▶ The data

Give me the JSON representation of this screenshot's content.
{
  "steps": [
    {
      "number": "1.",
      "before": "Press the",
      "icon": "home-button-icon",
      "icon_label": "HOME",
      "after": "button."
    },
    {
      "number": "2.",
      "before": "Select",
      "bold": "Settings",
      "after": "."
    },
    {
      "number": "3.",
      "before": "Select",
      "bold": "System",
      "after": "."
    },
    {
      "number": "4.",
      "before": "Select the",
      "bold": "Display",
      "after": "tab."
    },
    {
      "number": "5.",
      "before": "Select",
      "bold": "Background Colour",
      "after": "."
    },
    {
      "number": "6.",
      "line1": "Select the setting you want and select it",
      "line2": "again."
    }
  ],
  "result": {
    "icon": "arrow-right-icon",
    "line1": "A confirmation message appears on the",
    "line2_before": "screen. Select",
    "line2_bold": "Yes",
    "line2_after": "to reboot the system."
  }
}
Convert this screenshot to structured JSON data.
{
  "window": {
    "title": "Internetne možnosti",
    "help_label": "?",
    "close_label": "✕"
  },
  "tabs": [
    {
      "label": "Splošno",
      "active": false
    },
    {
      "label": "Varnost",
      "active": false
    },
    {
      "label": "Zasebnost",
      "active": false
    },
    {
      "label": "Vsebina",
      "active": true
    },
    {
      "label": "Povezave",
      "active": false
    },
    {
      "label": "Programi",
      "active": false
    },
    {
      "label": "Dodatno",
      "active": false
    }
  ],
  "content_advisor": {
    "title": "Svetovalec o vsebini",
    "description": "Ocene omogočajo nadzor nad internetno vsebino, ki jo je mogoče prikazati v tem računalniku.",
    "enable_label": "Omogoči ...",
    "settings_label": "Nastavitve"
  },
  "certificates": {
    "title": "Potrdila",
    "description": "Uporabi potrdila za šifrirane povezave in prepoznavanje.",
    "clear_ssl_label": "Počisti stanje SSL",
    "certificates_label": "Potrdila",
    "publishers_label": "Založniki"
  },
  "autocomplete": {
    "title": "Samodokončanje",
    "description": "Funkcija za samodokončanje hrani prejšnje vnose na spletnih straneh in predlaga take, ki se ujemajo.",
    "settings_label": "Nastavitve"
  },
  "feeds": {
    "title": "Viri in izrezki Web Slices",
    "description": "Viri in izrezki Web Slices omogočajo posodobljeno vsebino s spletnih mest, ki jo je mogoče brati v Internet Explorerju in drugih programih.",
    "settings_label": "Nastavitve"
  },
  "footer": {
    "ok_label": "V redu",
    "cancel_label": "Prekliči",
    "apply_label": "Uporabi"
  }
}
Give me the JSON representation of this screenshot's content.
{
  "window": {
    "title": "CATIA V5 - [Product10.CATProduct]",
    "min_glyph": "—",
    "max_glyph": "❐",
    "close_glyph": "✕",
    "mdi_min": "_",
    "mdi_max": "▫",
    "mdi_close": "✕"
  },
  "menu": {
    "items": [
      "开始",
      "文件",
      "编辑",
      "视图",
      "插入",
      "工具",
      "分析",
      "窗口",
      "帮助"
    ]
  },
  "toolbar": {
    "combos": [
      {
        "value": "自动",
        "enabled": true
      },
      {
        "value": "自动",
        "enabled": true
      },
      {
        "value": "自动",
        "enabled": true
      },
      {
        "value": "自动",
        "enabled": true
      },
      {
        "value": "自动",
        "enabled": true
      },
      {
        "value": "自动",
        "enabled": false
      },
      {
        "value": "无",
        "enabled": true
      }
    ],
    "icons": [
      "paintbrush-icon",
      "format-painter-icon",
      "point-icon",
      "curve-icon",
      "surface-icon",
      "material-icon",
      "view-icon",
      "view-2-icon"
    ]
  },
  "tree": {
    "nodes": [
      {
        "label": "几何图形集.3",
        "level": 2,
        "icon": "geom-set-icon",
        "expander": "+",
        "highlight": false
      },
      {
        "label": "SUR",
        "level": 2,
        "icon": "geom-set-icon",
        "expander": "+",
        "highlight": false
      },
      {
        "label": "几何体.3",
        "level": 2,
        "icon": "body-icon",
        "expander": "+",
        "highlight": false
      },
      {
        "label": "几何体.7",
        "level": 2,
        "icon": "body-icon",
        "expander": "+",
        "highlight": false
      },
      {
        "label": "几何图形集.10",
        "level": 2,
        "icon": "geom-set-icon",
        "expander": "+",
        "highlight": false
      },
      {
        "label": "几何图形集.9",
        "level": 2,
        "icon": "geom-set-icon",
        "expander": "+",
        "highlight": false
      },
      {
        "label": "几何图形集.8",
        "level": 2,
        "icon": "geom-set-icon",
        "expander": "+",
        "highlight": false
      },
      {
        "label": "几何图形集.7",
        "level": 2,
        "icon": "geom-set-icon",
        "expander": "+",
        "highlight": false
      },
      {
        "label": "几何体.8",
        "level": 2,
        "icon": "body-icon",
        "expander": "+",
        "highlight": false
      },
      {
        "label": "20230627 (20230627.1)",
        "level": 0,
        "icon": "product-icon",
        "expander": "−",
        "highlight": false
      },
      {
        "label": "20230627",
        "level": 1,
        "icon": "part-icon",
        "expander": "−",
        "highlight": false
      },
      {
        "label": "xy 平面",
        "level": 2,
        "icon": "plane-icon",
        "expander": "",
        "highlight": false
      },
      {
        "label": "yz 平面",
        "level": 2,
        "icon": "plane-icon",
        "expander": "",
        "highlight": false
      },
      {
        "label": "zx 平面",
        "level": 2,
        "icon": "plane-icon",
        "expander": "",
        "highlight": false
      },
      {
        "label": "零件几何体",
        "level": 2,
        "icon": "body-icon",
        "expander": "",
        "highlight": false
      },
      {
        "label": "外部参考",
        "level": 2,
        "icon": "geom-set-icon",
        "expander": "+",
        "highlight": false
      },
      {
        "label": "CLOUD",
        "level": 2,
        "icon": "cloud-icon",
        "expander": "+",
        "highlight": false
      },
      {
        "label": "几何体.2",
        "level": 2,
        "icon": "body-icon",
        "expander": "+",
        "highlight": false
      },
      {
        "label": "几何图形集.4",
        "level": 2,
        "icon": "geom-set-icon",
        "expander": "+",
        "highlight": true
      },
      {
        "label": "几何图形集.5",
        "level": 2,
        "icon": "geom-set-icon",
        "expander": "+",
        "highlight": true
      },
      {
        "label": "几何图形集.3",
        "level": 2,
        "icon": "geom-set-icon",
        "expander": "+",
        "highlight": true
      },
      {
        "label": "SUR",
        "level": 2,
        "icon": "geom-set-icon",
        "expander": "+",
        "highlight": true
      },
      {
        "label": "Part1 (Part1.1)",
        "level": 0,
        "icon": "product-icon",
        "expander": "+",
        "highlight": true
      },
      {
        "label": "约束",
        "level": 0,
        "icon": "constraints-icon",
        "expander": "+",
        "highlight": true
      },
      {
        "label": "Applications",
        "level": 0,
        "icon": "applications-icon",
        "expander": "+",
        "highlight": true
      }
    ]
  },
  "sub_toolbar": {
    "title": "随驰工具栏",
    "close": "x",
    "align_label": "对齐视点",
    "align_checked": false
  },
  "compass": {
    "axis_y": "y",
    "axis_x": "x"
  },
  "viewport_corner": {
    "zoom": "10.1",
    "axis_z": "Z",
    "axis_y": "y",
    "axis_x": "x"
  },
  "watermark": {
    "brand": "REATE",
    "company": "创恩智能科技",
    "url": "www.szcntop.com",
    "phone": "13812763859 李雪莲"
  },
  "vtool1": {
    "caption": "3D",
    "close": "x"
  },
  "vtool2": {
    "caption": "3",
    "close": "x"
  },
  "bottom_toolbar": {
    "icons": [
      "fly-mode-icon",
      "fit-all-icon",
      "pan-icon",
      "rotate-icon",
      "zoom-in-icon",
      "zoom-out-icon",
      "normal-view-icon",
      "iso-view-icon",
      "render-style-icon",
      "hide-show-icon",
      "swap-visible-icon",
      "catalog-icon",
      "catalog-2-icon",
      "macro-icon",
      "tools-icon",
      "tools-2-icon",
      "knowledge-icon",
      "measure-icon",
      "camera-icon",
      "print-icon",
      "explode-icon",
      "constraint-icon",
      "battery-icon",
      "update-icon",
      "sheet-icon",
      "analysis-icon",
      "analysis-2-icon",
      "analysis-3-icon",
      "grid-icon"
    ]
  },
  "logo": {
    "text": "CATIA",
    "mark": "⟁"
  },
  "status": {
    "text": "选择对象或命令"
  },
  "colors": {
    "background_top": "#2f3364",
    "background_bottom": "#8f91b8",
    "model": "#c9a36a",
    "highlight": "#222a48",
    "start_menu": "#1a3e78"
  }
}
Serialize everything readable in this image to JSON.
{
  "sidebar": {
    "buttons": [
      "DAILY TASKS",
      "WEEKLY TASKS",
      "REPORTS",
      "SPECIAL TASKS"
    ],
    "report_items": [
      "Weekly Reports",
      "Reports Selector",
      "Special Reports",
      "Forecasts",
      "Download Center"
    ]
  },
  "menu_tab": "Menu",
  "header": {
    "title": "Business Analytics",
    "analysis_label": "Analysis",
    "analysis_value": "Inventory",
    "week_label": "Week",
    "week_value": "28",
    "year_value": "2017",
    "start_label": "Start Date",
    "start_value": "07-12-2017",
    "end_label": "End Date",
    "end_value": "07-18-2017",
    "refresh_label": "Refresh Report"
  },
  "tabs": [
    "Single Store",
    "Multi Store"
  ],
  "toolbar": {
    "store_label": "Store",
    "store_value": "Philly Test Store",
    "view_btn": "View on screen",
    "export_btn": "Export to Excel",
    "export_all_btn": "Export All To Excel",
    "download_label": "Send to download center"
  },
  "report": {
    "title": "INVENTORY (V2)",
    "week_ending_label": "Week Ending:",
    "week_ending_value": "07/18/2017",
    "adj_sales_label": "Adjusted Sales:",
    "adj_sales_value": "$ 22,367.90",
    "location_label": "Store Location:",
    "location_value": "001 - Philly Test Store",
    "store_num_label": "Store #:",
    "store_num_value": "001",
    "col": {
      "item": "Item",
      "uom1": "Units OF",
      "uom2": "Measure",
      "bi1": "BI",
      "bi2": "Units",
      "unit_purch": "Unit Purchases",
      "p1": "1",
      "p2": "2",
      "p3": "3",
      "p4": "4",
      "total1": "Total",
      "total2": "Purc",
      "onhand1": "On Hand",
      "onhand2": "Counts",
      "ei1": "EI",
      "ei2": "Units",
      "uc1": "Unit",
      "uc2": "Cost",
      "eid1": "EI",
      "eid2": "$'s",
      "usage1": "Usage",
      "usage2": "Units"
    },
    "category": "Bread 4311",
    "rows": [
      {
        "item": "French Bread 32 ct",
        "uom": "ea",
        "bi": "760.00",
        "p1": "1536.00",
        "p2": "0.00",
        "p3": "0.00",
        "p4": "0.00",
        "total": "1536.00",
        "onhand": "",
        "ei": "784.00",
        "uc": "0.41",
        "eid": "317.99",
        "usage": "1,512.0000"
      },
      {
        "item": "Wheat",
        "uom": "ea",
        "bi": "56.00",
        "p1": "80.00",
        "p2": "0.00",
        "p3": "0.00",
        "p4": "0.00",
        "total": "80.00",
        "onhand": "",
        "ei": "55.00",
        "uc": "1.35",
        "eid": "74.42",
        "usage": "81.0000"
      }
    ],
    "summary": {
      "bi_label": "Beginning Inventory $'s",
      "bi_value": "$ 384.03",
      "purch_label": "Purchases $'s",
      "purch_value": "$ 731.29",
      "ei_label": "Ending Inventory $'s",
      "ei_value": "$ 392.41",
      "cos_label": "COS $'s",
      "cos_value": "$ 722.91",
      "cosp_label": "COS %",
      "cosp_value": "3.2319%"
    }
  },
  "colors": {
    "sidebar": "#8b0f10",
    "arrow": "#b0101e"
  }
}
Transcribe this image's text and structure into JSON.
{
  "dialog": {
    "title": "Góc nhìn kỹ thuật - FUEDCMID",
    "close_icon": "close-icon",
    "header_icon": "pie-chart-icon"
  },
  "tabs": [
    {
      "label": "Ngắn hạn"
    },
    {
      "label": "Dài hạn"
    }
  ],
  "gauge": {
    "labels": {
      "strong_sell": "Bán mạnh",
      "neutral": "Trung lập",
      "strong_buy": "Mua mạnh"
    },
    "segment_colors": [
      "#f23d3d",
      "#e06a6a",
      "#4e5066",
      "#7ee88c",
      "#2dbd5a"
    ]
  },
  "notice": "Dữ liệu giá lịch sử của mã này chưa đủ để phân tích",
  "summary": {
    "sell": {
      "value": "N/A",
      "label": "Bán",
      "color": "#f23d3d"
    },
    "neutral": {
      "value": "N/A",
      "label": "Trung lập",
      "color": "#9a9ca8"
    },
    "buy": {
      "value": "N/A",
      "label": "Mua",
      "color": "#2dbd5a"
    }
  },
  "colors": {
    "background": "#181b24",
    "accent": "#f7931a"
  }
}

▶ Problem statement
Repeat exactly, and only, the lines from the line with "Transcribe this image's" through the end of the listing above, both ends included.

▶ Result for this task
Transcribe this image's text and structure into JSON.
{
  "dialog": {
    "title": "Góc nhìn kỹ thuật - FUEDCMID",
    "close_icon": "close-icon",
    "header_icon": "pie-chart-icon"
  },
  "tabs": [
    {
      "label": "Ngắn hạn"
    },
    {
      "label": "Dài hạn"
    }
  ],
  "gauge": {
    "labels": {
      "strong_sell": "Bán mạnh",
      "neutral": "Trung lập",
      "strong_buy": "Mua mạnh"
    },
    "segment_colors": [
      "#f23d3d",
      "#e06a6a",
      "#4e5066",
      "#7ee88c",
      "#2dbd5a"
    ]
  },
  "notice": "Dữ liệu giá lịch sử của mã này chưa đủ để phân tích",
  "summary": {
    "sell": {
      "value": "N/A",
      "label": "Bán",
      "color": "#f23d3d"
    },
    "neutral": {
      "value": "N/A",
      "label": "Trung lập",
      "color": "#9a9ca8"
    },
    "buy": {
      "value": "N/A",
      "label": "Mua",
      "color": "#2dbd5a"
    }
  },
  "colors": {
    "background": "#181b24",
    "accent": "#f7931a"
  }
}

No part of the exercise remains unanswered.